## WHAT THE TASK REQUIRES:
Determine which lines of the records include the word "theory", and copy them.

Records from a collection of figures:
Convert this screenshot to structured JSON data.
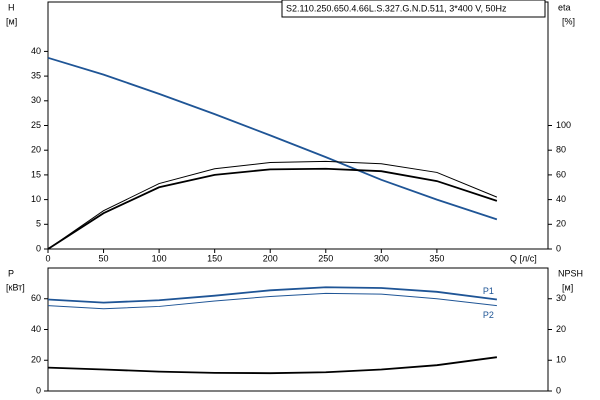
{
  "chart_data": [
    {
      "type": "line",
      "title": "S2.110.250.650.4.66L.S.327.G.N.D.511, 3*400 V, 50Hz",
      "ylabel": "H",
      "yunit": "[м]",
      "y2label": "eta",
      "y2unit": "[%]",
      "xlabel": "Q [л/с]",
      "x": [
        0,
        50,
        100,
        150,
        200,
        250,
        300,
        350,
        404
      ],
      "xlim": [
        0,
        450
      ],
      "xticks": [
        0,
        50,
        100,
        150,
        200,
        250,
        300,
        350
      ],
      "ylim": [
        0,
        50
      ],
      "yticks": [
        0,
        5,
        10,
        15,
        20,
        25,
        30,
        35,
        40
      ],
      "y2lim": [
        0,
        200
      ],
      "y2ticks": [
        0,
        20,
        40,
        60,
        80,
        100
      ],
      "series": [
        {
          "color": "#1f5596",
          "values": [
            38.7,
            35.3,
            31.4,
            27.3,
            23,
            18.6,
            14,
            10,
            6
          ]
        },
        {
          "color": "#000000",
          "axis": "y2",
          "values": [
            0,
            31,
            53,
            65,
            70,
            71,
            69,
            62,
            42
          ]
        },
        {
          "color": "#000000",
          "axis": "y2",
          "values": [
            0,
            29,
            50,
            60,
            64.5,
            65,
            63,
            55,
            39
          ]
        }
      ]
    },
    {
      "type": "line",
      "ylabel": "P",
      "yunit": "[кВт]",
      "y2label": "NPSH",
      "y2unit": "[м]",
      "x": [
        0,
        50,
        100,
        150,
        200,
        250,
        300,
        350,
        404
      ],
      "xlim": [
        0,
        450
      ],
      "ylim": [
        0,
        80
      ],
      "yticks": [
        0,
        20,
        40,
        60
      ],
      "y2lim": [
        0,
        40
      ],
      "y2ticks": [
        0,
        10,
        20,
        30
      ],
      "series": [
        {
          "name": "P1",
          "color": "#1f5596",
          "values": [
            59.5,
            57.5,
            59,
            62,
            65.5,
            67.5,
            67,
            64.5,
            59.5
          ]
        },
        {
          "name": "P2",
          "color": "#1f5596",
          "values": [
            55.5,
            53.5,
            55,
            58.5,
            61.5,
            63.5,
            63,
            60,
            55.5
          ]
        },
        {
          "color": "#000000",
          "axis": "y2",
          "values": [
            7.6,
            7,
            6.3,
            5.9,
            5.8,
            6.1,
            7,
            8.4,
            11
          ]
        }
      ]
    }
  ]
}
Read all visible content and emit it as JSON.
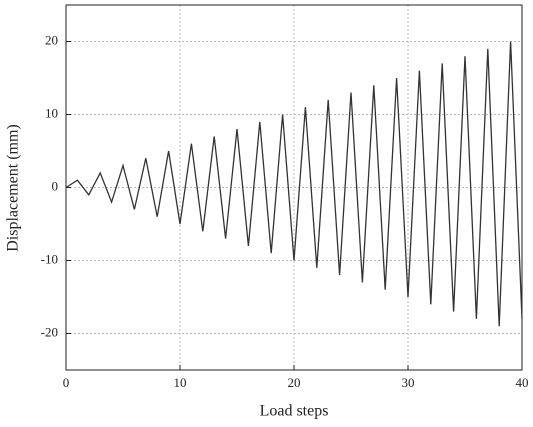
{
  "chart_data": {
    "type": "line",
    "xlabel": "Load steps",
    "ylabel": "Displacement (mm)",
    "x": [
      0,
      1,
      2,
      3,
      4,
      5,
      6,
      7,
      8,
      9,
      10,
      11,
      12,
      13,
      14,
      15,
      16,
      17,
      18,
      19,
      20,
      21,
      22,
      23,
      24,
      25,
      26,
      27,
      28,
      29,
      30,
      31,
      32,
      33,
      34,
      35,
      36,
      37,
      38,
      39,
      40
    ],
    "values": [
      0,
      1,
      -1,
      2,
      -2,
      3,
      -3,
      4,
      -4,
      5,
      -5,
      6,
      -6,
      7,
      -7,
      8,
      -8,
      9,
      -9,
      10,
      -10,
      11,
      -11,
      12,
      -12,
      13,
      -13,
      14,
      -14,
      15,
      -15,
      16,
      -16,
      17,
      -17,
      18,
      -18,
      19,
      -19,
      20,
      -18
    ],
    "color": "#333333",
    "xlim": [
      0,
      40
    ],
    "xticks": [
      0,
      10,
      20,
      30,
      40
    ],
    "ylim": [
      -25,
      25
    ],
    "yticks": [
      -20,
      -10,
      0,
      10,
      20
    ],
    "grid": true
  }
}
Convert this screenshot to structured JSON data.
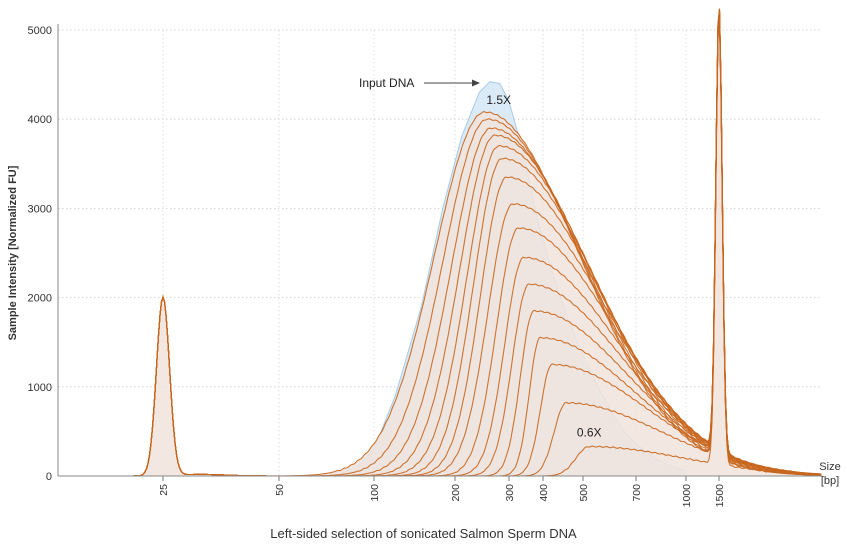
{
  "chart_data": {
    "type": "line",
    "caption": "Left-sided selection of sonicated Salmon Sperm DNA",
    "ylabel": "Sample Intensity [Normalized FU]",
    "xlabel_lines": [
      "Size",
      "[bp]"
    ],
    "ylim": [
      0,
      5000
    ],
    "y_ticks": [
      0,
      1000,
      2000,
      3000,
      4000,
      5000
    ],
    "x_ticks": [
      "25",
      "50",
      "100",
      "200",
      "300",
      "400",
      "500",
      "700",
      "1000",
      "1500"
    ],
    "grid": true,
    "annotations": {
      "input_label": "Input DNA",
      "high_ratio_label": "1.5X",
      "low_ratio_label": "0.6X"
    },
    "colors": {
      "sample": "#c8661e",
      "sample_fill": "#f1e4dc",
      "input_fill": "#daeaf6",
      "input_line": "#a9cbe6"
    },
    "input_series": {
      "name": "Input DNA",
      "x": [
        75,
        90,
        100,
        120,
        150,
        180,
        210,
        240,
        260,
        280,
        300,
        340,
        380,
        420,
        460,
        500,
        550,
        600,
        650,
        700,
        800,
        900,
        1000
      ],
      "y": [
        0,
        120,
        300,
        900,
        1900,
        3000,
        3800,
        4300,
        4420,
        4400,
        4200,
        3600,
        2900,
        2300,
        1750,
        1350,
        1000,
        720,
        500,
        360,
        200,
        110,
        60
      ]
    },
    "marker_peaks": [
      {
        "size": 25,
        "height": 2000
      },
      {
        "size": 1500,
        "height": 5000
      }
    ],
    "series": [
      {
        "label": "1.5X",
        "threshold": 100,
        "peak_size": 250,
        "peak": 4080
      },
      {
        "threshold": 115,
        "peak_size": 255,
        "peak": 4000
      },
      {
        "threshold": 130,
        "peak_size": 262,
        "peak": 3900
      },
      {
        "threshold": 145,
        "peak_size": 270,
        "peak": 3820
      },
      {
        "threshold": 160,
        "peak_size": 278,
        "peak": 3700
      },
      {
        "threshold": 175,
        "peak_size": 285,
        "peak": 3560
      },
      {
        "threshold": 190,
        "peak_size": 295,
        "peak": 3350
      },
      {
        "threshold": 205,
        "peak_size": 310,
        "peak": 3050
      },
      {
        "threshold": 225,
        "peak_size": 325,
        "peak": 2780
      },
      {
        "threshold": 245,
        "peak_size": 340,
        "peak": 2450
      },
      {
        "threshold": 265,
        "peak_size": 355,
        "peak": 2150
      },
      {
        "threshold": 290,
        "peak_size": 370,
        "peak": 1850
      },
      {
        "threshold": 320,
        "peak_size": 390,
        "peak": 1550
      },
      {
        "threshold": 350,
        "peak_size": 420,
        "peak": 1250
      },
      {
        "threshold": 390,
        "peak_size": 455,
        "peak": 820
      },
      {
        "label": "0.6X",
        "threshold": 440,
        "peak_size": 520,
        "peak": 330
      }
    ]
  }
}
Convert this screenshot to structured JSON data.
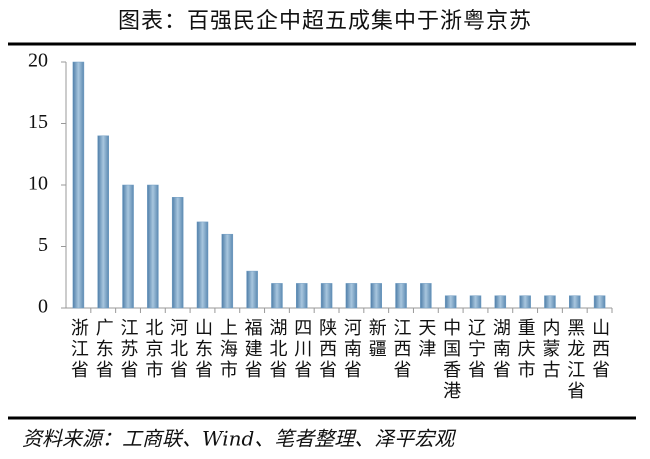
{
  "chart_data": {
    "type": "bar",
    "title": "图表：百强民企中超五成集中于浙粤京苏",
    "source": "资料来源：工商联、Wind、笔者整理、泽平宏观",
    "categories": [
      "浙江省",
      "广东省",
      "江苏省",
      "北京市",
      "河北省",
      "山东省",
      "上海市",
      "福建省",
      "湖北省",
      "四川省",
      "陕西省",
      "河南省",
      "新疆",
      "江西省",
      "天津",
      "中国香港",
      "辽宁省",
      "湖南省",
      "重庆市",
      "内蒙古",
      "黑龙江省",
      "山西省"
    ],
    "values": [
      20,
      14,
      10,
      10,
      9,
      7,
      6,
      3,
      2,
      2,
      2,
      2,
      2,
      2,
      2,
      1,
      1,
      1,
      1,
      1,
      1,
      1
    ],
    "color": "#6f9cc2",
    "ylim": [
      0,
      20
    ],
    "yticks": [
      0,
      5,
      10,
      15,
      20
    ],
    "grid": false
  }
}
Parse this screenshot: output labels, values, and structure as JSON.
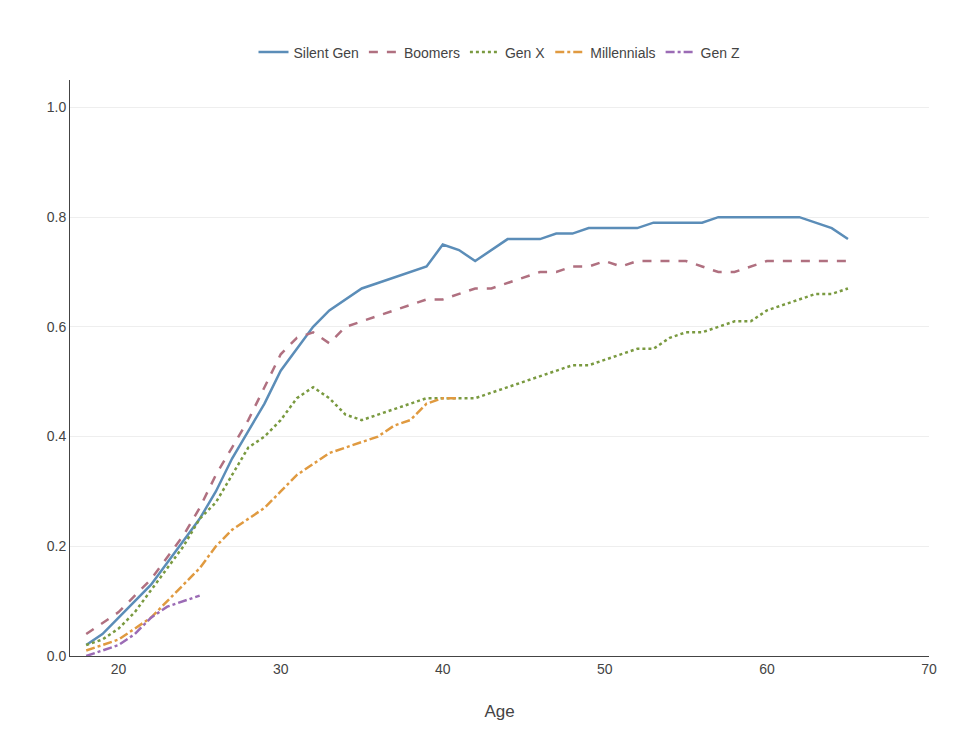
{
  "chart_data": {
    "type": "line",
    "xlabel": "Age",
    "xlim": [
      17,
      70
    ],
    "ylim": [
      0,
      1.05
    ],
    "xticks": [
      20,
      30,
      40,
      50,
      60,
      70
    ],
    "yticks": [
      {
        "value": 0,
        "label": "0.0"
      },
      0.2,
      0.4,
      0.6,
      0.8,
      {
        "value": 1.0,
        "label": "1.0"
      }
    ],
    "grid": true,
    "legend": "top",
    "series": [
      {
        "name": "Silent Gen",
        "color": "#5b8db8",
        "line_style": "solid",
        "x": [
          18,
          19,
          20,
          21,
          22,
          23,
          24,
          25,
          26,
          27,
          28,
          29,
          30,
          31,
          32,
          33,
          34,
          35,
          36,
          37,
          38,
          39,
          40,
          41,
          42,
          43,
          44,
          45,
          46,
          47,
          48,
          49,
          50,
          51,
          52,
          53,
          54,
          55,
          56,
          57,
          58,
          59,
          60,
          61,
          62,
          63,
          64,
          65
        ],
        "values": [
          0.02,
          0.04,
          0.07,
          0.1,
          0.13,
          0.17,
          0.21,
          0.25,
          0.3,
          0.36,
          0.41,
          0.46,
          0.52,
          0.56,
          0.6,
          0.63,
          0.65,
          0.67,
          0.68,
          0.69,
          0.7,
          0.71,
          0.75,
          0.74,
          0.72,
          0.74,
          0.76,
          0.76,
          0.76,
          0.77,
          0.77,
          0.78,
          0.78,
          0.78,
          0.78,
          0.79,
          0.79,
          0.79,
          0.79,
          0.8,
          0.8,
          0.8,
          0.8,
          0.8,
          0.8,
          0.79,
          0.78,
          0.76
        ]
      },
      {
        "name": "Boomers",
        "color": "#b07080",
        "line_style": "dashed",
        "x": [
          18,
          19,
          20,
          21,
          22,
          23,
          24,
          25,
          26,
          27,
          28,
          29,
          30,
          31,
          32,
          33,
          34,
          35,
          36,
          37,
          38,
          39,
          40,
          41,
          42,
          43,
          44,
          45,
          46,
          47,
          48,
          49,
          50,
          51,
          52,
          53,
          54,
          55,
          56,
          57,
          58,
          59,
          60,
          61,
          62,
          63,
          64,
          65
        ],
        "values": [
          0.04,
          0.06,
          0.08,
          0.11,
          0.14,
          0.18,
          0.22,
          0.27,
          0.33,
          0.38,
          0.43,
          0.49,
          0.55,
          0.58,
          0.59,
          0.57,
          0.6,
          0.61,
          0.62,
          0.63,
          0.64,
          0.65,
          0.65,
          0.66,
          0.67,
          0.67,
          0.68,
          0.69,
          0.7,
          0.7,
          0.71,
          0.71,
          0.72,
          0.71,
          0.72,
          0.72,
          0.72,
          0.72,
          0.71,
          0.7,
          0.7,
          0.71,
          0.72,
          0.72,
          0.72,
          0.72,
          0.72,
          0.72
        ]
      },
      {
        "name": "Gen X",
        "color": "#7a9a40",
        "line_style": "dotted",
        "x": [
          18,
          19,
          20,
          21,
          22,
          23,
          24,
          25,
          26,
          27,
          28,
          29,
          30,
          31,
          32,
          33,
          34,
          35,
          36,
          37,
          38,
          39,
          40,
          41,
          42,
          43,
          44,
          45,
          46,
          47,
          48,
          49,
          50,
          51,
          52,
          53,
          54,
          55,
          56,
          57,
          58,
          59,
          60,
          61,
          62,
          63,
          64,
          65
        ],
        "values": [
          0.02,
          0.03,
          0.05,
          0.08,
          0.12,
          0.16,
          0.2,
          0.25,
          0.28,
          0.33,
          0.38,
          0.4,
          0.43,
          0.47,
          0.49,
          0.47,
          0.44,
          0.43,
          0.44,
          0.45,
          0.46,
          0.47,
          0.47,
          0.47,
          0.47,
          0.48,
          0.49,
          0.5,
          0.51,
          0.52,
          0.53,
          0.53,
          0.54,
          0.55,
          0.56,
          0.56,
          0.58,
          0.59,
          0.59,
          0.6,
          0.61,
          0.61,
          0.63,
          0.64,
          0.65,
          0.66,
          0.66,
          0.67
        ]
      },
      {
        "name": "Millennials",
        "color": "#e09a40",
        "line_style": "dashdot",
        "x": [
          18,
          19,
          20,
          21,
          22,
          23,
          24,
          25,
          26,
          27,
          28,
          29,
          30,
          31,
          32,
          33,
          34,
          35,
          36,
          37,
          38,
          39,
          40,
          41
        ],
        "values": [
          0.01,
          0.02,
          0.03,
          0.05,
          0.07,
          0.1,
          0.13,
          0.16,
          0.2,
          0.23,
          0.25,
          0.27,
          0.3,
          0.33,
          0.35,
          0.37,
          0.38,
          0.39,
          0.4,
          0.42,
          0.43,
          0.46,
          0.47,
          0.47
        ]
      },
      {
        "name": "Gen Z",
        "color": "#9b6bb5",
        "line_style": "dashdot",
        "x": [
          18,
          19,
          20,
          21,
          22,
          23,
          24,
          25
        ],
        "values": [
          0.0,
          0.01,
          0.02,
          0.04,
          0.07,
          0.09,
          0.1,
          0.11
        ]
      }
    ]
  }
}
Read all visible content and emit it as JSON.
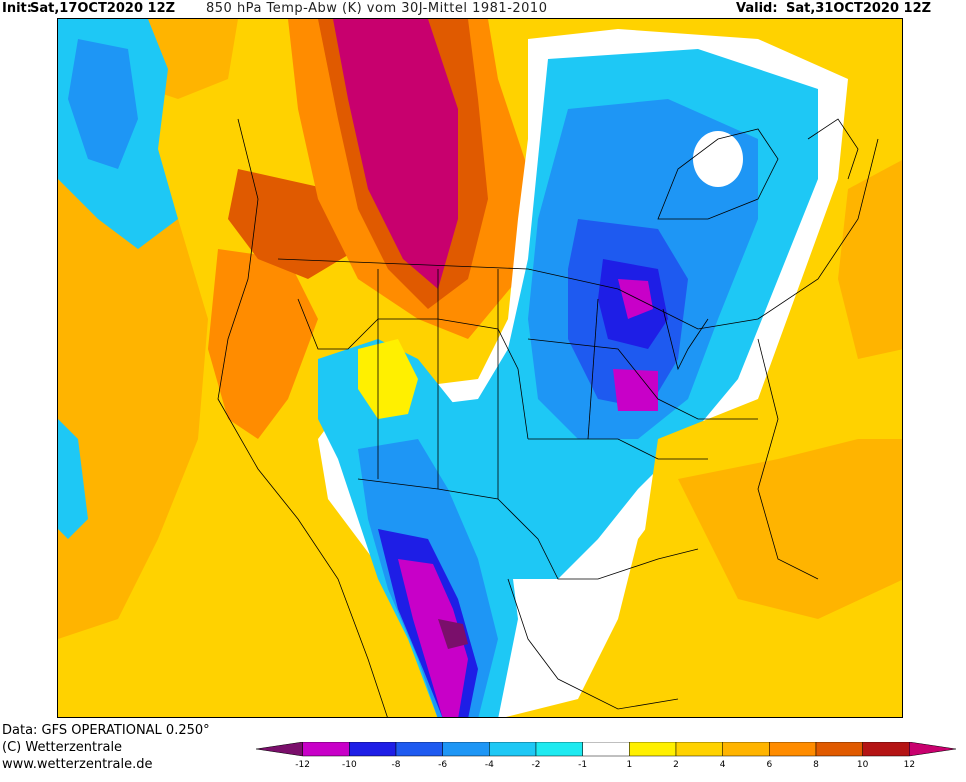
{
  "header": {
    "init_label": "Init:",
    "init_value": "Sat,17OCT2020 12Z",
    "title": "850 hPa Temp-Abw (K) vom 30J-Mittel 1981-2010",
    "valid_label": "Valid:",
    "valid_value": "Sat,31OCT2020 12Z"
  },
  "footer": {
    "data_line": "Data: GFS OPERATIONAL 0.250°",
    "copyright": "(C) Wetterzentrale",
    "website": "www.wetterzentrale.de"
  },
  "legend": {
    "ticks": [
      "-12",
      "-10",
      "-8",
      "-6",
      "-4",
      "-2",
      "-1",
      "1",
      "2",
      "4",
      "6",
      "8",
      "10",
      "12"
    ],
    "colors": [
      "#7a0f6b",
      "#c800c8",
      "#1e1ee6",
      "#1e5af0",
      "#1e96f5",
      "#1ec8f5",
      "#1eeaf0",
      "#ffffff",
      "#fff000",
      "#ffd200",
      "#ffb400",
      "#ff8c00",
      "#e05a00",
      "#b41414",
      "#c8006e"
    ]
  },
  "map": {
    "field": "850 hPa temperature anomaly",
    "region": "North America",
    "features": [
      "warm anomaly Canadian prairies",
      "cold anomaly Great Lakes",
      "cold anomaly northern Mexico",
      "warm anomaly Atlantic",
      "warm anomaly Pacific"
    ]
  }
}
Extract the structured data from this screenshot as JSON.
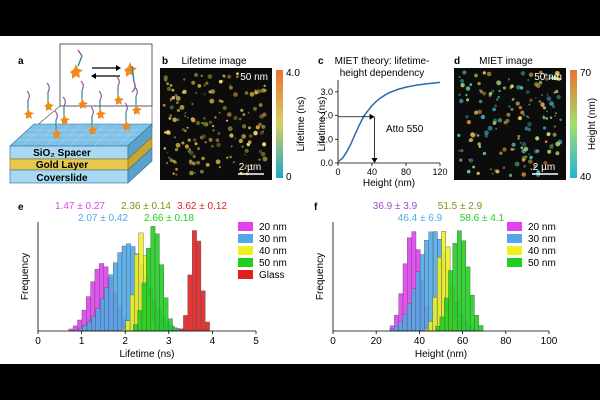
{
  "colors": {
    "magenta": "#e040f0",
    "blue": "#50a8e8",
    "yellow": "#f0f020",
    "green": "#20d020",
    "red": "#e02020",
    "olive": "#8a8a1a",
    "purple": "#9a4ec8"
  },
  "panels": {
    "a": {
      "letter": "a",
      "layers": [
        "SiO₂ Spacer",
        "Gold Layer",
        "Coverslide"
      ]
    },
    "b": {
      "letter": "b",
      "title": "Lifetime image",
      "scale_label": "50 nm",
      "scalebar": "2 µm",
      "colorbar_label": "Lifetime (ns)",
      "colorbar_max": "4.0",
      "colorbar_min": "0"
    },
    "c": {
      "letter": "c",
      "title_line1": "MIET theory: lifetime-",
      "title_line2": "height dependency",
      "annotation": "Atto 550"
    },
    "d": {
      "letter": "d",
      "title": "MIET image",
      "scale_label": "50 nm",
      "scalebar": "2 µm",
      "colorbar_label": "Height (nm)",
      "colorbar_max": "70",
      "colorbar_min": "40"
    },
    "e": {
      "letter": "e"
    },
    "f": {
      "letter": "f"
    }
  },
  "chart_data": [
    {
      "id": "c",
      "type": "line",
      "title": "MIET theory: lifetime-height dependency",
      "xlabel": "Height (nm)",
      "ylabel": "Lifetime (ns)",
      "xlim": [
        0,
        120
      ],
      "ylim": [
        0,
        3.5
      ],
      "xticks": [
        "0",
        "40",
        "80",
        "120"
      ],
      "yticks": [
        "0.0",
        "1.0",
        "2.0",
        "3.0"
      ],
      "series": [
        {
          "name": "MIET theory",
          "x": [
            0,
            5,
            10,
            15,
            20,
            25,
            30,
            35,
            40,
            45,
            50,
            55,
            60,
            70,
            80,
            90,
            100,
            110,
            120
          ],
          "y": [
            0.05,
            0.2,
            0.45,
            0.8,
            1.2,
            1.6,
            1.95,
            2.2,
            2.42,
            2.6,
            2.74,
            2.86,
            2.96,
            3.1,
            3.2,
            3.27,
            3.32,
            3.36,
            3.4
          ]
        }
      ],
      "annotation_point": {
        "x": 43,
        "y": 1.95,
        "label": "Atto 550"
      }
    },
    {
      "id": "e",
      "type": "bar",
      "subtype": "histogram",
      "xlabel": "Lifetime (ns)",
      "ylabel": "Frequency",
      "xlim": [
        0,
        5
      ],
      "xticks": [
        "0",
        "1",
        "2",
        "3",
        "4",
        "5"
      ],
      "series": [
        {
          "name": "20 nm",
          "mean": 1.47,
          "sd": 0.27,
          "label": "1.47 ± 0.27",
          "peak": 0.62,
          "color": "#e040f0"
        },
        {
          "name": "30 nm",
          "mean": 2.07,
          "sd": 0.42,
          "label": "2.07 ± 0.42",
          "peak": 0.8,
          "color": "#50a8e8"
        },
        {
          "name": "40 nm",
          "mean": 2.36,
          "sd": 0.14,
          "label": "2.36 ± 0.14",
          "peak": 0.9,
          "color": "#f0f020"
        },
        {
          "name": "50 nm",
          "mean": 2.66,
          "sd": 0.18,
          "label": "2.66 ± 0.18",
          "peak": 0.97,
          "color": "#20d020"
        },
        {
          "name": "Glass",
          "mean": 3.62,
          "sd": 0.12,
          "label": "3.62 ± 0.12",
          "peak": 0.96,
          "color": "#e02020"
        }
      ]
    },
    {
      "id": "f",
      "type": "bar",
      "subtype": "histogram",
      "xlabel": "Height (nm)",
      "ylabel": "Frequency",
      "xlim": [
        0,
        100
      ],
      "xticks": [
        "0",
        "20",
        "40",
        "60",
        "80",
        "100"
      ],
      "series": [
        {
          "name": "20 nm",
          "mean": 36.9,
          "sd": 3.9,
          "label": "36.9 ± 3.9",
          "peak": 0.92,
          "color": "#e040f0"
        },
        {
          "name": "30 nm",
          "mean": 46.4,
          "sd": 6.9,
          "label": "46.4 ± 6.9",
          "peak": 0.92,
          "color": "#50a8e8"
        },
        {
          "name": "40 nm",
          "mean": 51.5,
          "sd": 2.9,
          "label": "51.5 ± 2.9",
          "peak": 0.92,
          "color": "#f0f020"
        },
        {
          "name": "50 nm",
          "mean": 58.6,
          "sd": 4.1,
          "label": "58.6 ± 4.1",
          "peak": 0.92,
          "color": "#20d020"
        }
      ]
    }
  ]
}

## WORKED ANSWER:
      "title_line1": "MIET theory: lifetime-",
      "title": "MIET theory: lifetime-height dependency",
          "name": "MIET theory",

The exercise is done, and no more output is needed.